What is required — Return every line of the data below that includes the string "them".

= = =

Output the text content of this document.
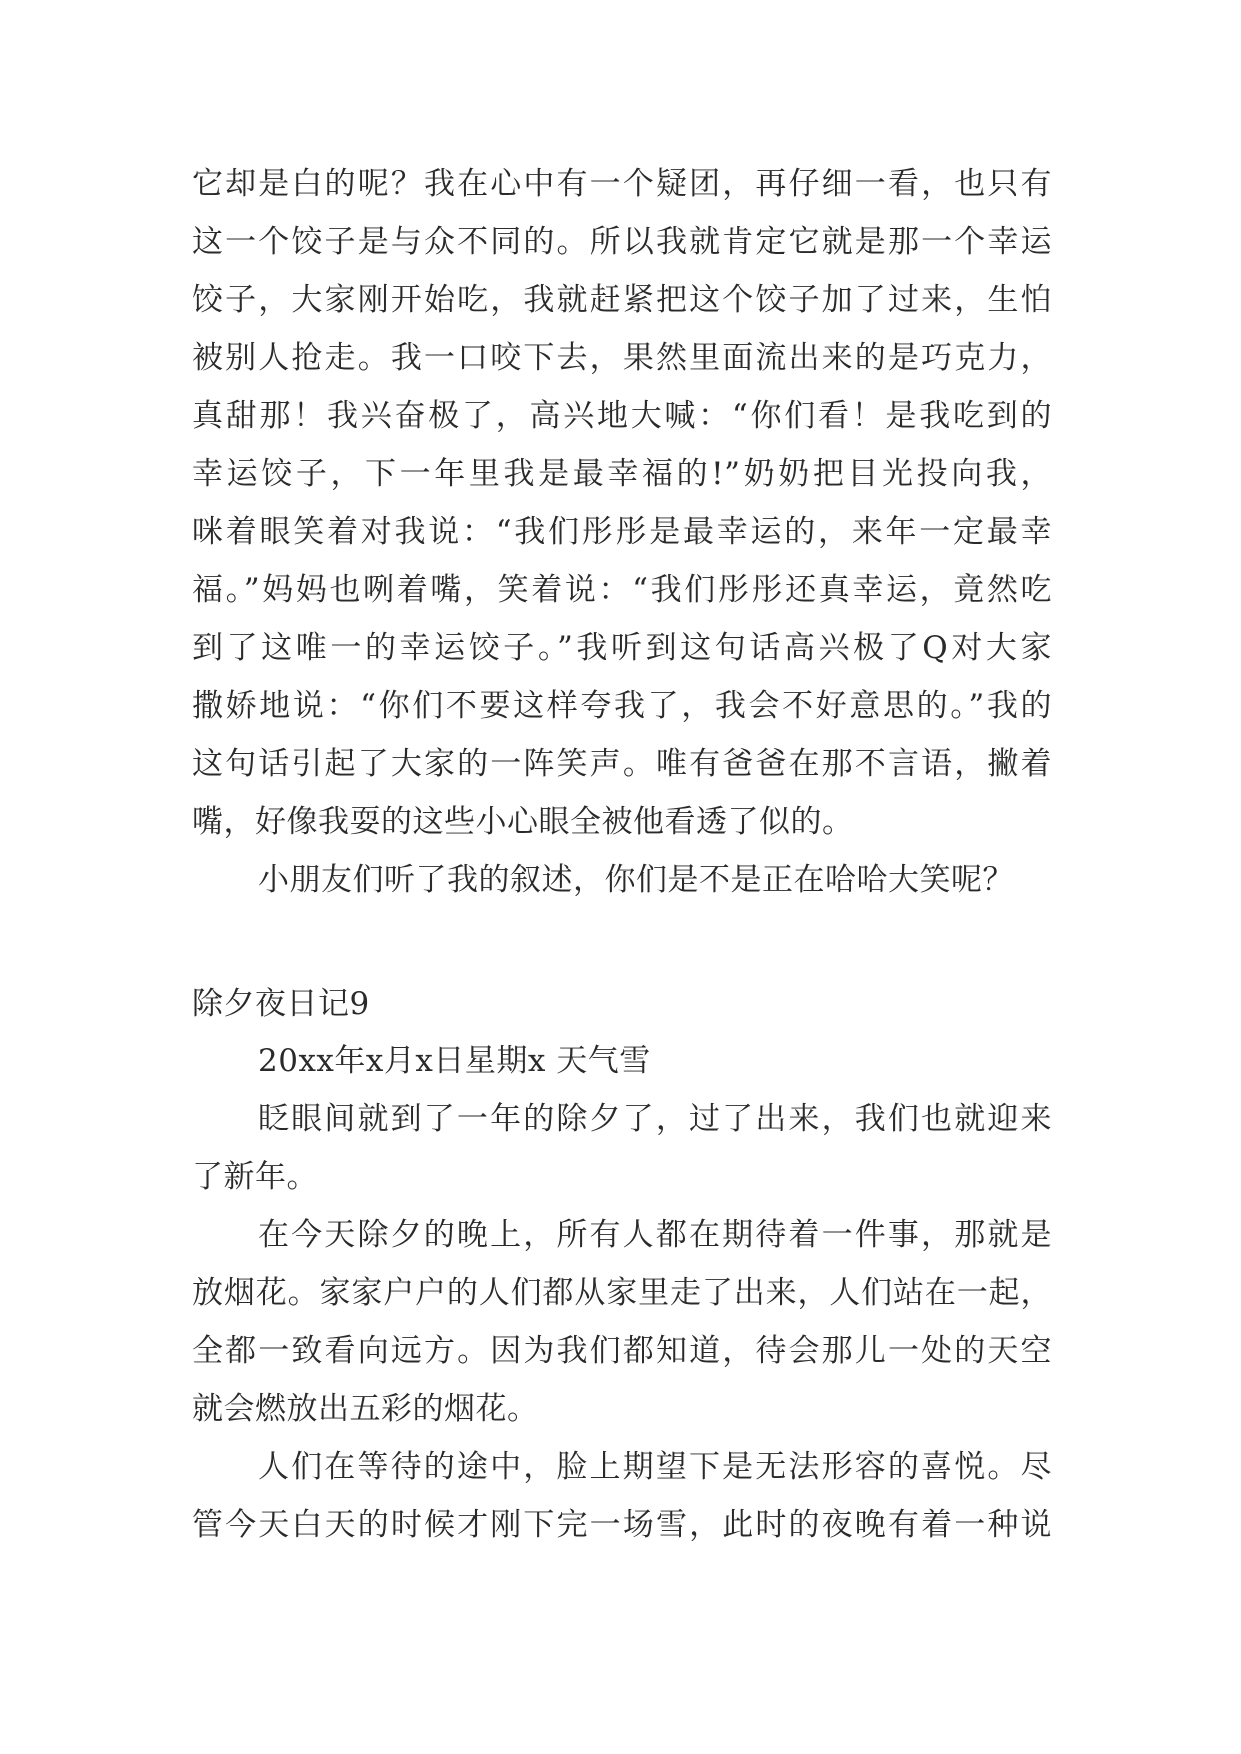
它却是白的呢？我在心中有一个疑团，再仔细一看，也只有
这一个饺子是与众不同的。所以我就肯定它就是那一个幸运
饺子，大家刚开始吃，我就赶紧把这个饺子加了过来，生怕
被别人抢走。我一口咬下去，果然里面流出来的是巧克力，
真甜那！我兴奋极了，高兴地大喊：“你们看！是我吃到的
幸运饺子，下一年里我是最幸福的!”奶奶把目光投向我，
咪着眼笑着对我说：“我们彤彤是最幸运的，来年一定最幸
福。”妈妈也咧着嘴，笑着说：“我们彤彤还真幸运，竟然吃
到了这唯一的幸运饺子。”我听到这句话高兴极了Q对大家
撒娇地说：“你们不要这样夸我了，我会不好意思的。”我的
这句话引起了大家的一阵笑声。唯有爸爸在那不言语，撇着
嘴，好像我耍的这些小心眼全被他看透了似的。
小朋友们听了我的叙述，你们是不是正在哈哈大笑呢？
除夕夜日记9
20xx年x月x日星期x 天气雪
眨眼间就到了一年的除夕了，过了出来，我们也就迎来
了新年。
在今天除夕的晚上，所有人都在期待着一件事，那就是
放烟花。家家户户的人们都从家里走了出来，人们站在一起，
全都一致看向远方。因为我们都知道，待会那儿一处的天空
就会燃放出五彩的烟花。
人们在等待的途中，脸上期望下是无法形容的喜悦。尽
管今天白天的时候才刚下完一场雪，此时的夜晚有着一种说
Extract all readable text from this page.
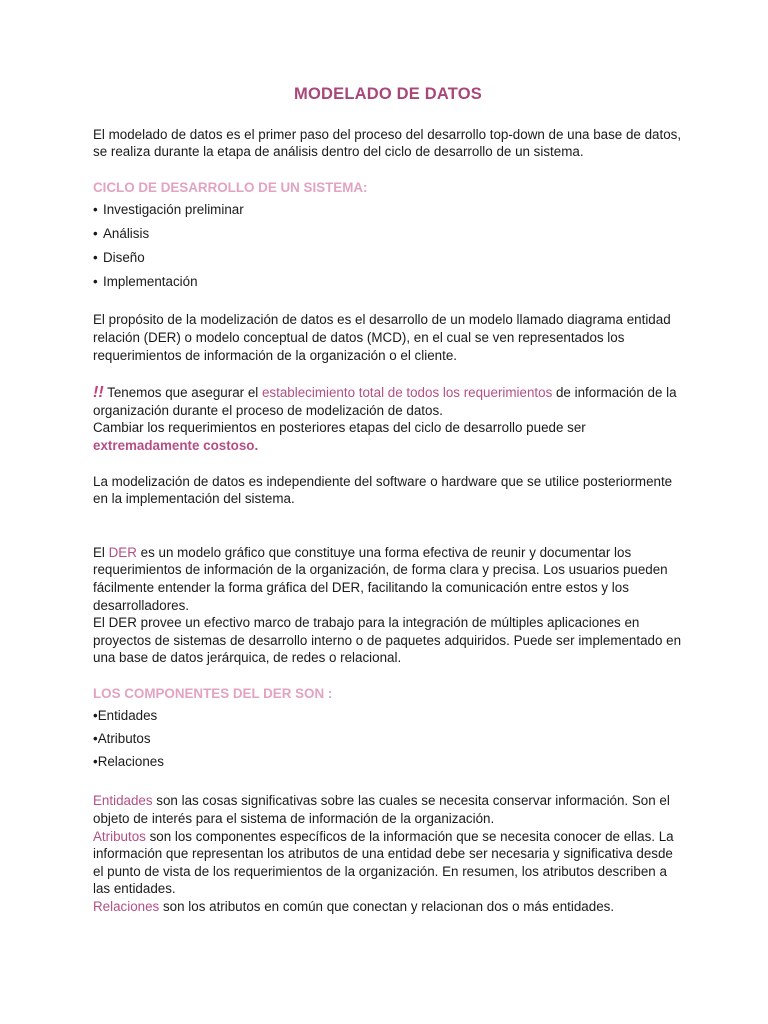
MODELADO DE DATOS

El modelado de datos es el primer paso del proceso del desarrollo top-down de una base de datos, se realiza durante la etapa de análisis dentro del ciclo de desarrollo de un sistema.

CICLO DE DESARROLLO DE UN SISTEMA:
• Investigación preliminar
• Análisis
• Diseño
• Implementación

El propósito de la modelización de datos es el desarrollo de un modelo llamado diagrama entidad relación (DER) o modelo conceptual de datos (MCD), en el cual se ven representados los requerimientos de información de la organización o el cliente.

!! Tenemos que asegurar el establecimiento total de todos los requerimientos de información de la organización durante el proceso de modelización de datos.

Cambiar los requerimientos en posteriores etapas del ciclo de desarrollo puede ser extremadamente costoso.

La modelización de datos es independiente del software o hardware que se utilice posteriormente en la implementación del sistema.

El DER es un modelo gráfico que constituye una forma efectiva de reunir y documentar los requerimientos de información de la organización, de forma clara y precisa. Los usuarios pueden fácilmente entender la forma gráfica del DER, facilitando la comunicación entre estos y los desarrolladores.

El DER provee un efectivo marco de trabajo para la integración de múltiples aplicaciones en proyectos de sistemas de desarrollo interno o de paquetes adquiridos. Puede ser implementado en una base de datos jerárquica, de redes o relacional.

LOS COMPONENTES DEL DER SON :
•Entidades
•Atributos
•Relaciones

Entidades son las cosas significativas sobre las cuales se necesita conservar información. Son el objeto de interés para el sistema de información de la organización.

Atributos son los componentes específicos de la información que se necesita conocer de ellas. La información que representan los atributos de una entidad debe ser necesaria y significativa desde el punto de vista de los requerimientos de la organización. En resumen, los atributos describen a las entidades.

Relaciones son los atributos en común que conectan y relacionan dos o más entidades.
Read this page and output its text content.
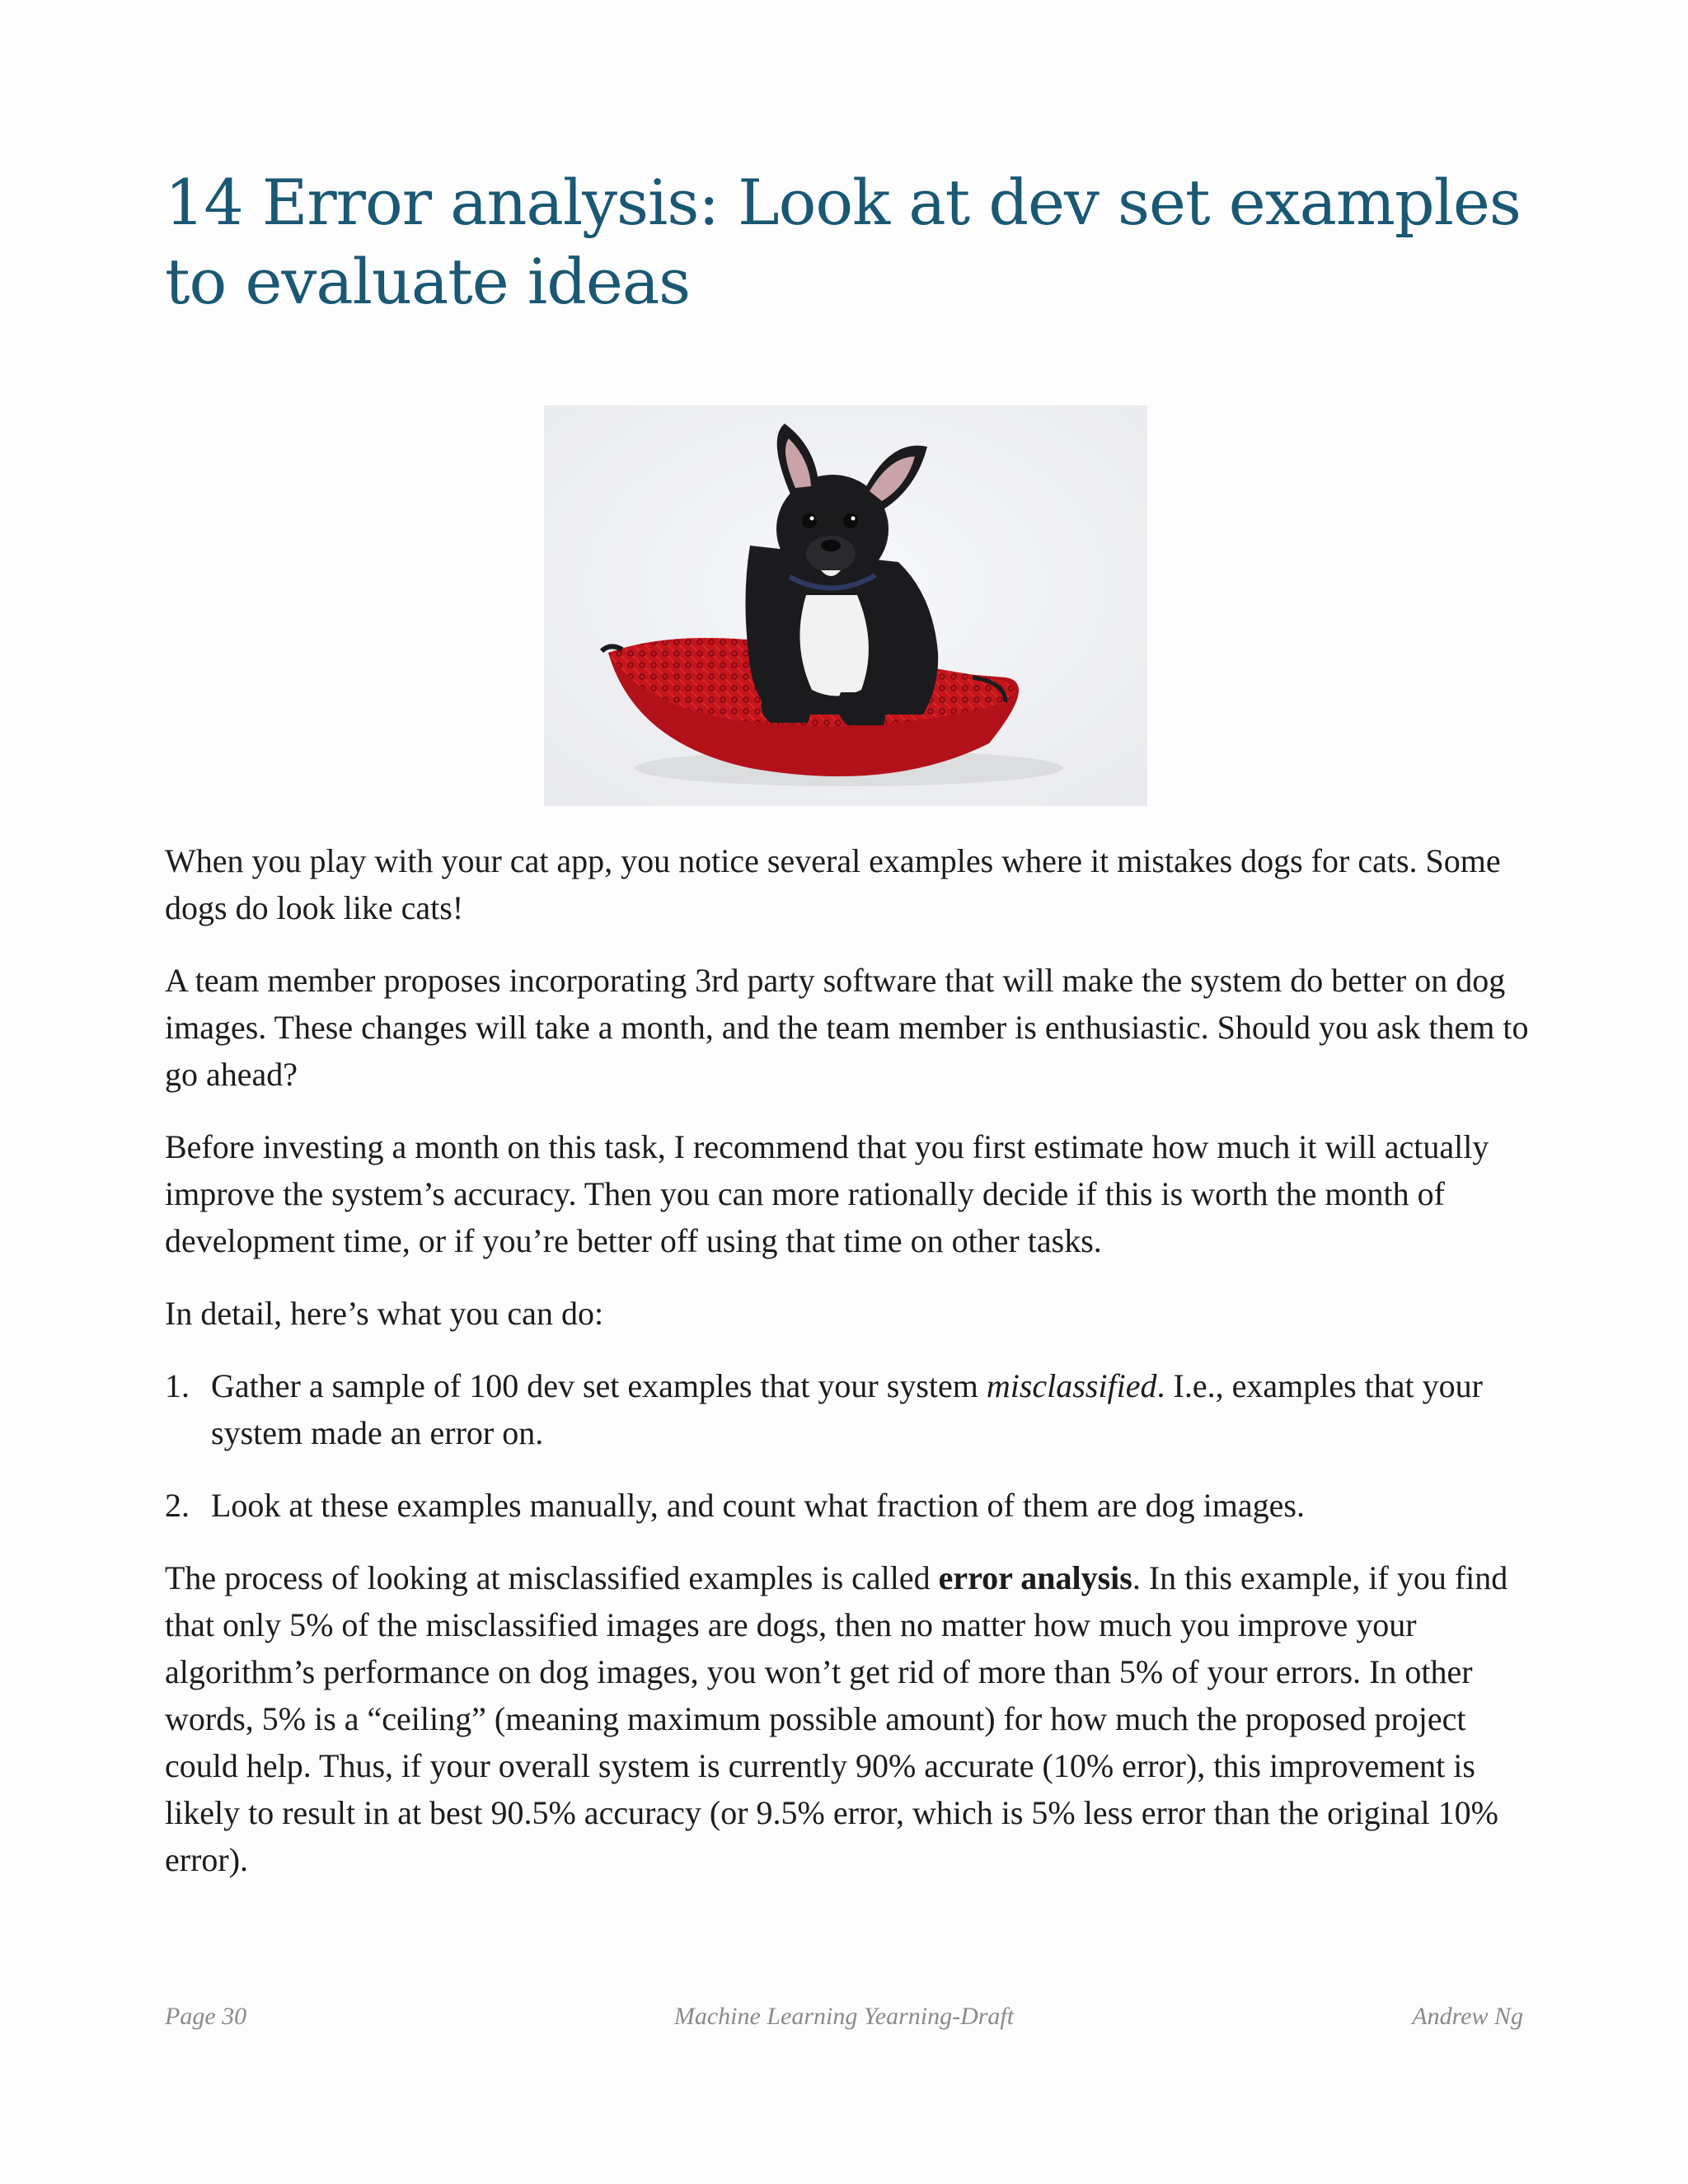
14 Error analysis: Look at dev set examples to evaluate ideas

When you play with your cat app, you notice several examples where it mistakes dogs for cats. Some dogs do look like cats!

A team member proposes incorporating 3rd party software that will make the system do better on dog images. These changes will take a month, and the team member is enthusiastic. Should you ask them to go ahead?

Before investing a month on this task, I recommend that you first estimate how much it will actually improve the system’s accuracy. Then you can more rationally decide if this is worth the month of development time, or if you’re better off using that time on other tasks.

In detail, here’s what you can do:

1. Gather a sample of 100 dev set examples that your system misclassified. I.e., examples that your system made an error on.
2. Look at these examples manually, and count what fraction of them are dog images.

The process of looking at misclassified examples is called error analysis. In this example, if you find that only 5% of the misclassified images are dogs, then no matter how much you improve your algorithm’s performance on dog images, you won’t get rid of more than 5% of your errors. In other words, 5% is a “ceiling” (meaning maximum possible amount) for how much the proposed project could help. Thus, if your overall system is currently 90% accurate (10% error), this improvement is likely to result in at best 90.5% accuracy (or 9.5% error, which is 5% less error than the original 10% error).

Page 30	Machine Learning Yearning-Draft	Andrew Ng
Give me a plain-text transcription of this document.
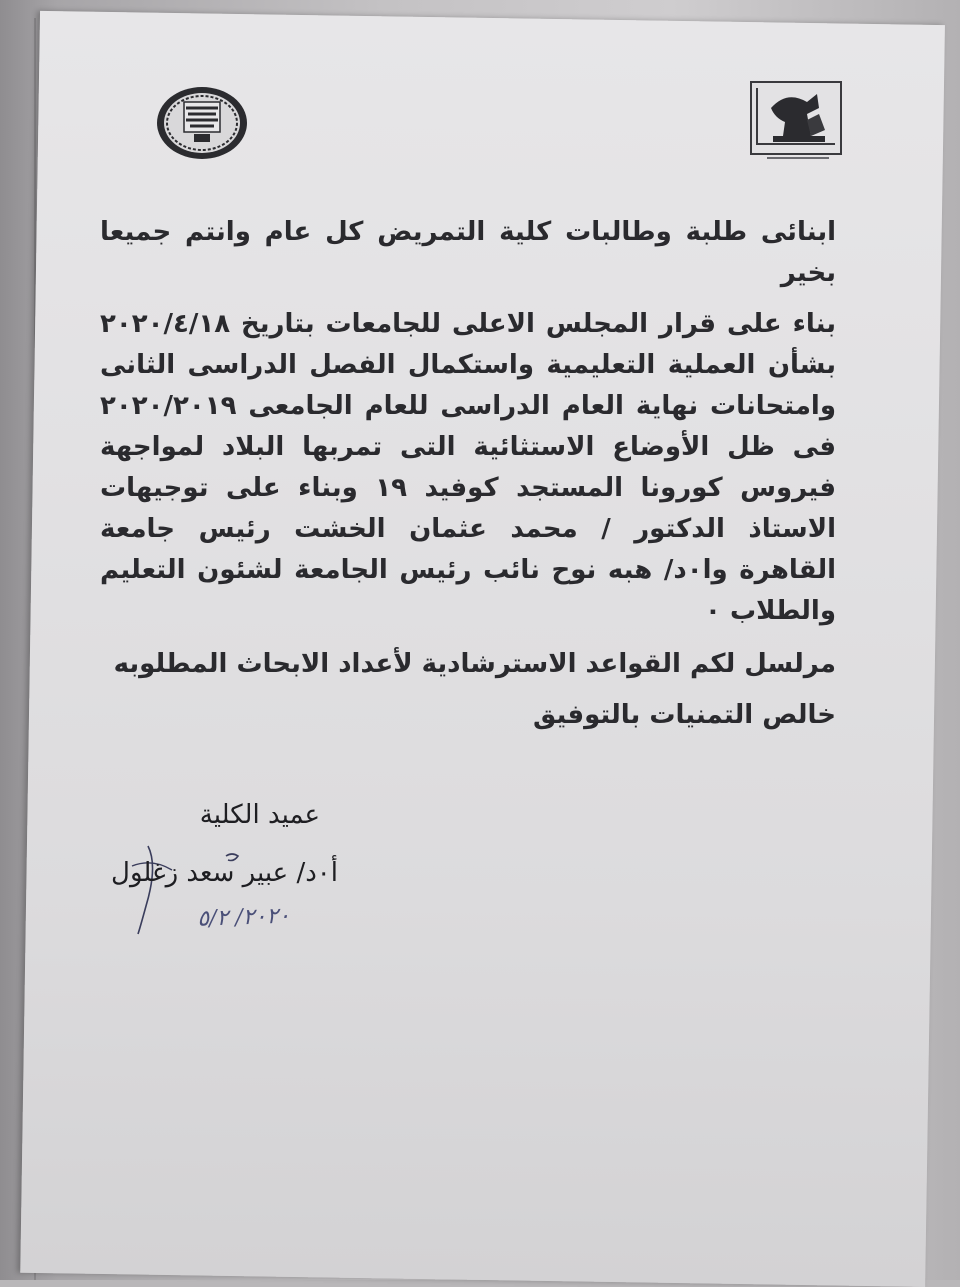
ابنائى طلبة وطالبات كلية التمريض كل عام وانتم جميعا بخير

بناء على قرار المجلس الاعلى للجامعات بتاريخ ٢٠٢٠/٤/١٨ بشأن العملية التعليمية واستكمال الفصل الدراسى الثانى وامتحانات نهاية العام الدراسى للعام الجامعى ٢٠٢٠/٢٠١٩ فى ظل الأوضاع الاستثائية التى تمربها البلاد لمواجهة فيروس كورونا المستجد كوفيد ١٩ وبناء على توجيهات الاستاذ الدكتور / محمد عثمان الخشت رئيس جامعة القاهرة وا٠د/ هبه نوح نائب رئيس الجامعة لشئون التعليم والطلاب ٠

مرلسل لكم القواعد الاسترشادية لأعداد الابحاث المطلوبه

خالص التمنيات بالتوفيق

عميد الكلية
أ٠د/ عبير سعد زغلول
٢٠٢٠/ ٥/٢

= = =

Task output —
A team member proposes incorporating 3rd party software that will make the system do better on dog images. These changes will take a month, and the team member is enthusiastic. Should you ask them to go ahead?
2. Look at these examples manually, and count what fraction of them are dog images.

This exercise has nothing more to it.